#### Raw records ####
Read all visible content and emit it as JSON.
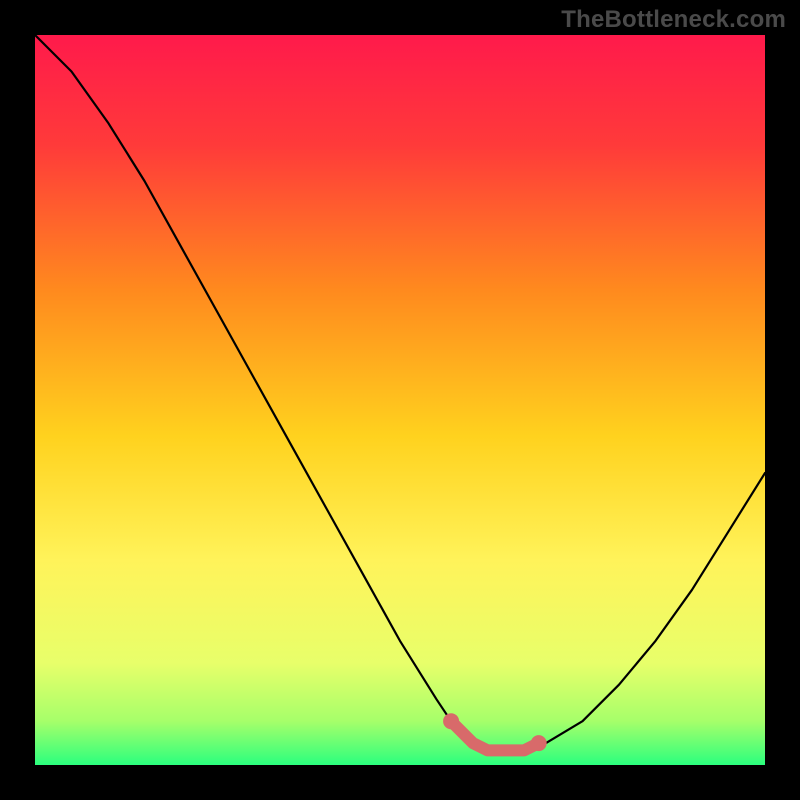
{
  "watermark": "TheBottleneck.com",
  "chart_data": {
    "type": "line",
    "title": "",
    "xlabel": "",
    "ylabel": "",
    "xlim": [
      0,
      100
    ],
    "ylim": [
      0,
      100
    ],
    "series": [
      {
        "name": "bottleneck-curve",
        "x": [
          0,
          5,
          10,
          15,
          20,
          25,
          30,
          35,
          40,
          45,
          50,
          55,
          57,
          60,
          62,
          65,
          67,
          70,
          75,
          80,
          85,
          90,
          95,
          100
        ],
        "values": [
          100,
          95,
          88,
          80,
          71,
          62,
          53,
          44,
          35,
          26,
          17,
          9,
          6,
          3,
          2,
          2,
          2,
          3,
          6,
          11,
          17,
          24,
          32,
          40
        ]
      }
    ],
    "highlight": {
      "name": "optimal-range",
      "x": [
        57,
        60,
        62,
        65,
        67,
        69
      ],
      "values": [
        6,
        3,
        2,
        2,
        2,
        3
      ]
    },
    "gradient_stops": [
      {
        "offset": 0.0,
        "color": "#ff1a4b"
      },
      {
        "offset": 0.15,
        "color": "#ff3a3a"
      },
      {
        "offset": 0.35,
        "color": "#ff8a1e"
      },
      {
        "offset": 0.55,
        "color": "#ffd21e"
      },
      {
        "offset": 0.72,
        "color": "#fff35a"
      },
      {
        "offset": 0.86,
        "color": "#e8ff6a"
      },
      {
        "offset": 0.94,
        "color": "#a6ff6a"
      },
      {
        "offset": 1.0,
        "color": "#2bff7e"
      }
    ],
    "highlight_color": "#d86a6a"
  }
}
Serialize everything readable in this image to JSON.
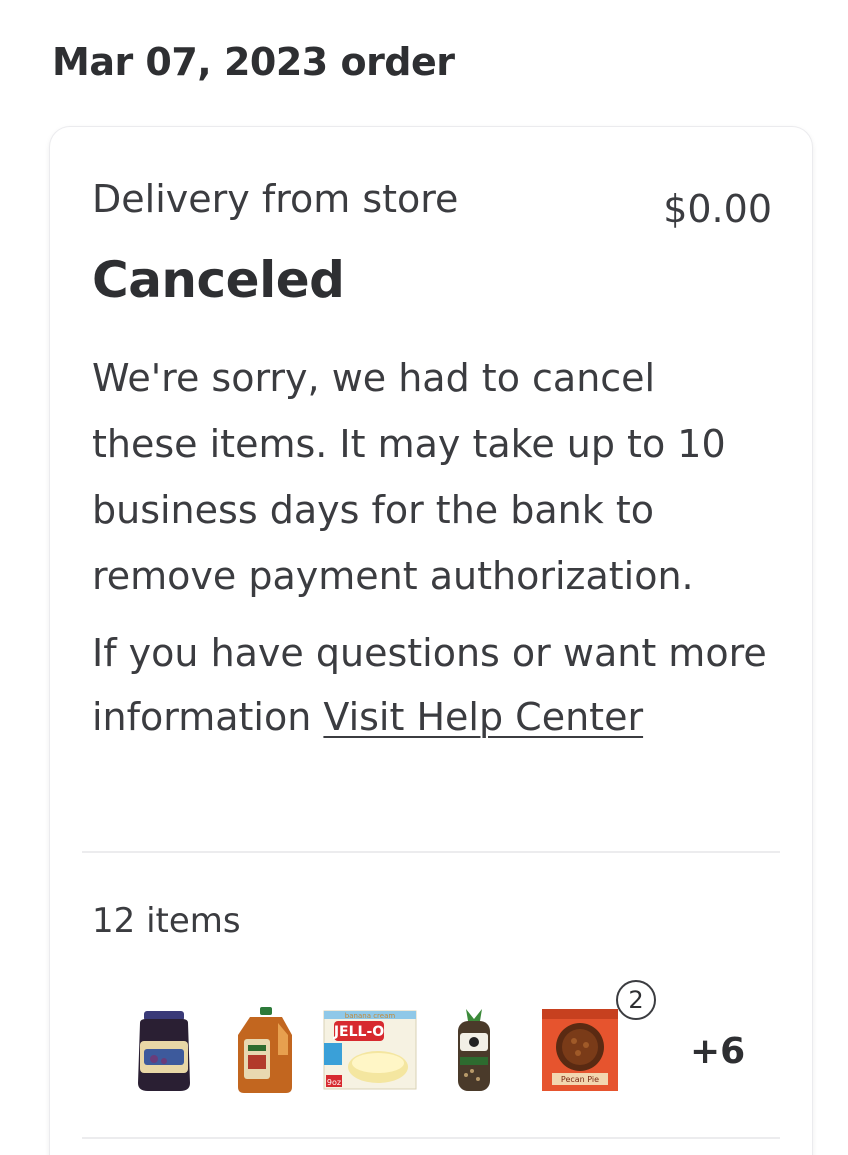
{
  "order": {
    "title": "Mar 07, 2023 order"
  },
  "card": {
    "fulfillment": "Delivery from store",
    "price": "$0.00",
    "status": "Canceled",
    "message": "We're sorry, we had to cancel these items. It may take up to 10 business days for the bank to remove payment authorization.",
    "help_prefix": "If you have questions or want more information ",
    "help_link": "Visit Help Center",
    "item_count": "12 items",
    "items": [
      {
        "name": "jar-product-thumbnail"
      },
      {
        "name": "tea-jug-product-thumbnail"
      },
      {
        "name": "pudding-box-product-thumbnail",
        "brand": "JELL-O",
        "label": "banana cream",
        "size": "9 oz"
      },
      {
        "name": "bread-loaf-product-thumbnail"
      },
      {
        "name": "pie-product-thumbnail",
        "label": "Pecan Pie",
        "quantity": "2"
      }
    ],
    "more_items": "+6"
  },
  "colors": {
    "text": "#2e2f32",
    "border": "#ebebee"
  }
}
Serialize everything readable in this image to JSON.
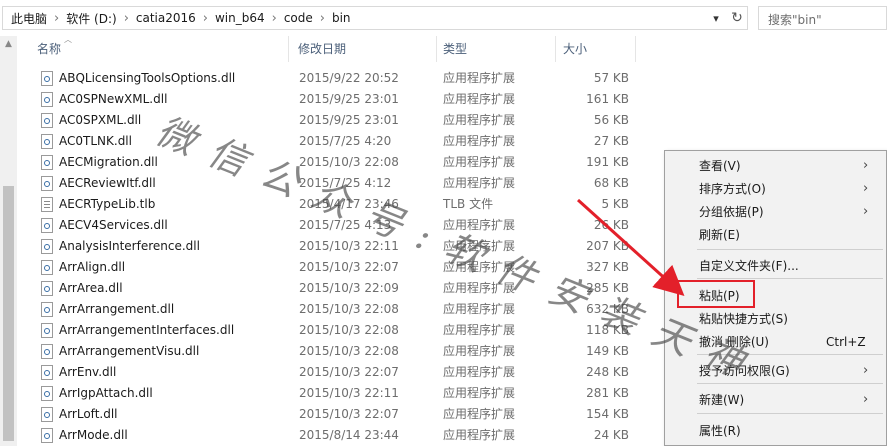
{
  "address": {
    "crumbs": [
      "此电脑",
      "软件 (D:)",
      "catia2016",
      "win_b64",
      "code",
      "bin"
    ]
  },
  "search": {
    "placeholder": "搜索\"bin\""
  },
  "columns": {
    "name": "名称",
    "date": "修改日期",
    "type": "类型",
    "size": "大小"
  },
  "files": [
    {
      "name": "ABQLicensingToolsOptions.dll",
      "date": "2015/9/22 20:52",
      "type": "应用程序扩展",
      "size": "57 KB",
      "icon": "dll-icon"
    },
    {
      "name": "AC0SPNewXML.dll",
      "date": "2015/9/25 23:01",
      "type": "应用程序扩展",
      "size": "161 KB",
      "icon": "dll-icon"
    },
    {
      "name": "AC0SPXML.dll",
      "date": "2015/9/25 23:01",
      "type": "应用程序扩展",
      "size": "56 KB",
      "icon": "dll-icon"
    },
    {
      "name": "AC0TLNK.dll",
      "date": "2015/7/25 4:20",
      "type": "应用程序扩展",
      "size": "27 KB",
      "icon": "dll-icon"
    },
    {
      "name": "AECMigration.dll",
      "date": "2015/10/3 22:08",
      "type": "应用程序扩展",
      "size": "191 KB",
      "icon": "dll-icon"
    },
    {
      "name": "AECReviewItf.dll",
      "date": "2015/7/25 4:12",
      "type": "应用程序扩展",
      "size": "68 KB",
      "icon": "dll-icon"
    },
    {
      "name": "AECRTypeLib.tlb",
      "date": "2015/4/17 23:46",
      "type": "TLB 文件",
      "size": "5 KB",
      "icon": "file-icon"
    },
    {
      "name": "AECV4Services.dll",
      "date": "2015/7/25 4:13",
      "type": "应用程序扩展",
      "size": "26 KB",
      "icon": "dll-icon"
    },
    {
      "name": "AnalysisInterference.dll",
      "date": "2015/10/3 22:11",
      "type": "应用程序扩展",
      "size": "207 KB",
      "icon": "dll-icon"
    },
    {
      "name": "ArrAlign.dll",
      "date": "2015/10/3 22:07",
      "type": "应用程序扩展",
      "size": "327 KB",
      "icon": "dll-icon"
    },
    {
      "name": "ArrArea.dll",
      "date": "2015/10/3 22:09",
      "type": "应用程序扩展",
      "size": "285 KB",
      "icon": "dll-icon"
    },
    {
      "name": "ArrArrangement.dll",
      "date": "2015/10/3 22:08",
      "type": "应用程序扩展",
      "size": "632 KB",
      "icon": "dll-icon"
    },
    {
      "name": "ArrArrangementInterfaces.dll",
      "date": "2015/10/3 22:08",
      "type": "应用程序扩展",
      "size": "118 KB",
      "icon": "dll-icon"
    },
    {
      "name": "ArrArrangementVisu.dll",
      "date": "2015/10/3 22:08",
      "type": "应用程序扩展",
      "size": "149 KB",
      "icon": "dll-icon"
    },
    {
      "name": "ArrEnv.dll",
      "date": "2015/10/3 22:07",
      "type": "应用程序扩展",
      "size": "248 KB",
      "icon": "dll-icon"
    },
    {
      "name": "ArrIgpAttach.dll",
      "date": "2015/10/3 22:11",
      "type": "应用程序扩展",
      "size": "281 KB",
      "icon": "dll-icon"
    },
    {
      "name": "ArrLoft.dll",
      "date": "2015/10/3 22:07",
      "type": "应用程序扩展",
      "size": "154 KB",
      "icon": "dll-icon"
    },
    {
      "name": "ArrMode.dll",
      "date": "2015/8/14 23:44",
      "type": "应用程序扩展",
      "size": "24 KB",
      "icon": "dll-icon"
    }
  ],
  "context_menu": {
    "items": [
      {
        "label": "查看(V)",
        "submenu": true
      },
      {
        "label": "排序方式(O)",
        "submenu": true
      },
      {
        "label": "分组依据(P)",
        "submenu": true
      },
      {
        "label": "刷新(E)",
        "submenu": false
      },
      {
        "label": "自定义文件夹(F)...",
        "submenu": false
      },
      {
        "label": "粘贴(P)",
        "submenu": false
      },
      {
        "label": "粘贴快捷方式(S)",
        "submenu": false
      },
      {
        "label": "撤消 删除(U)",
        "shortcut": "Ctrl+Z",
        "submenu": false
      },
      {
        "label": "授予访问权限(G)",
        "submenu": true
      },
      {
        "label": "新建(W)",
        "submenu": true
      },
      {
        "label": "属性(R)",
        "submenu": false
      }
    ]
  },
  "watermark": "微信公众号:软件安装天神",
  "colors": {
    "highlight_box": "#e3202a",
    "arrow": "#e3202a",
    "header_text": "#4c607a"
  }
}
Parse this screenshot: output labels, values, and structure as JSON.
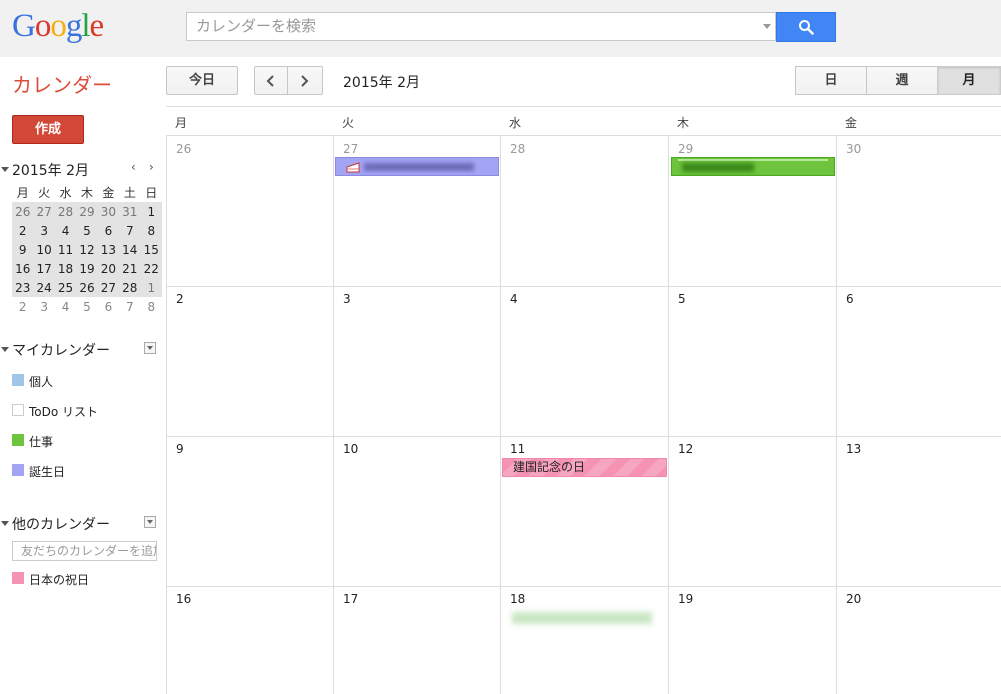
{
  "header": {
    "logo": [
      "G",
      "o",
      "o",
      "g",
      "l",
      "e"
    ],
    "search_placeholder": "カレンダーを検索",
    "app_title": "カレンダー"
  },
  "toolbar": {
    "today_label": "今日",
    "current_period": "2015年 2月",
    "views": [
      {
        "label": "日",
        "active": false
      },
      {
        "label": "週",
        "active": false
      },
      {
        "label": "月",
        "active": true
      }
    ]
  },
  "sidebar": {
    "create_label": "作成",
    "minical": {
      "title": "2015年 2月",
      "prev": "‹",
      "next": "›",
      "weekdays": [
        "月",
        "火",
        "水",
        "木",
        "金",
        "土",
        "日"
      ],
      "weeks": [
        [
          "26",
          "27",
          "28",
          "29",
          "30",
          "31",
          "1"
        ],
        [
          "2",
          "3",
          "4",
          "5",
          "6",
          "7",
          "8"
        ],
        [
          "9",
          "10",
          "11",
          "12",
          "13",
          "14",
          "15"
        ],
        [
          "16",
          "17",
          "18",
          "19",
          "20",
          "21",
          "22"
        ],
        [
          "23",
          "24",
          "25",
          "26",
          "27",
          "28",
          "1"
        ],
        [
          "2",
          "3",
          "4",
          "5",
          "6",
          "7",
          "8"
        ]
      ]
    },
    "my_calendars": {
      "title": "マイカレンダー",
      "items": [
        {
          "name": "個人",
          "color": "#9fc6e7"
        },
        {
          "name": "ToDo リスト",
          "color": "#ffffff"
        },
        {
          "name": "仕事",
          "color": "#6ec43c"
        },
        {
          "name": "誕生日",
          "color": "#a4a4f5"
        }
      ]
    },
    "other_calendars": {
      "title": "他のカレンダー",
      "add_placeholder": "友だちのカレンダーを追加",
      "items": [
        {
          "name": "日本の祝日",
          "color": "#f593b2"
        }
      ]
    }
  },
  "month": {
    "weekday_headers": [
      "月",
      "火",
      "水",
      "木",
      "金"
    ],
    "weeks": [
      [
        "26",
        "27",
        "28",
        "29",
        "30"
      ],
      [
        "2",
        "3",
        "4",
        "5",
        "6"
      ],
      [
        "9",
        "10",
        "11",
        "12",
        "13"
      ],
      [
        "16",
        "17",
        "18",
        "19",
        "20"
      ]
    ],
    "holiday_event": "建国記念の日"
  },
  "colors": {
    "accent_red": "#dd4b39",
    "search_blue": "#4285f4",
    "birthday": "#a4a4f5",
    "work": "#6ec43c",
    "holiday": "#f593b2"
  }
}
####
Return every line holding the word "thumbnail" from the records.

=== Full solution ===
        "name": "jar-product-thumbnail"
        "name": "tea-jug-product-thumbnail"
        "name": "pudding-box-product-thumbnail",
        "name": "bread-loaf-product-thumbnail"
        "name": "pie-product-thumbnail",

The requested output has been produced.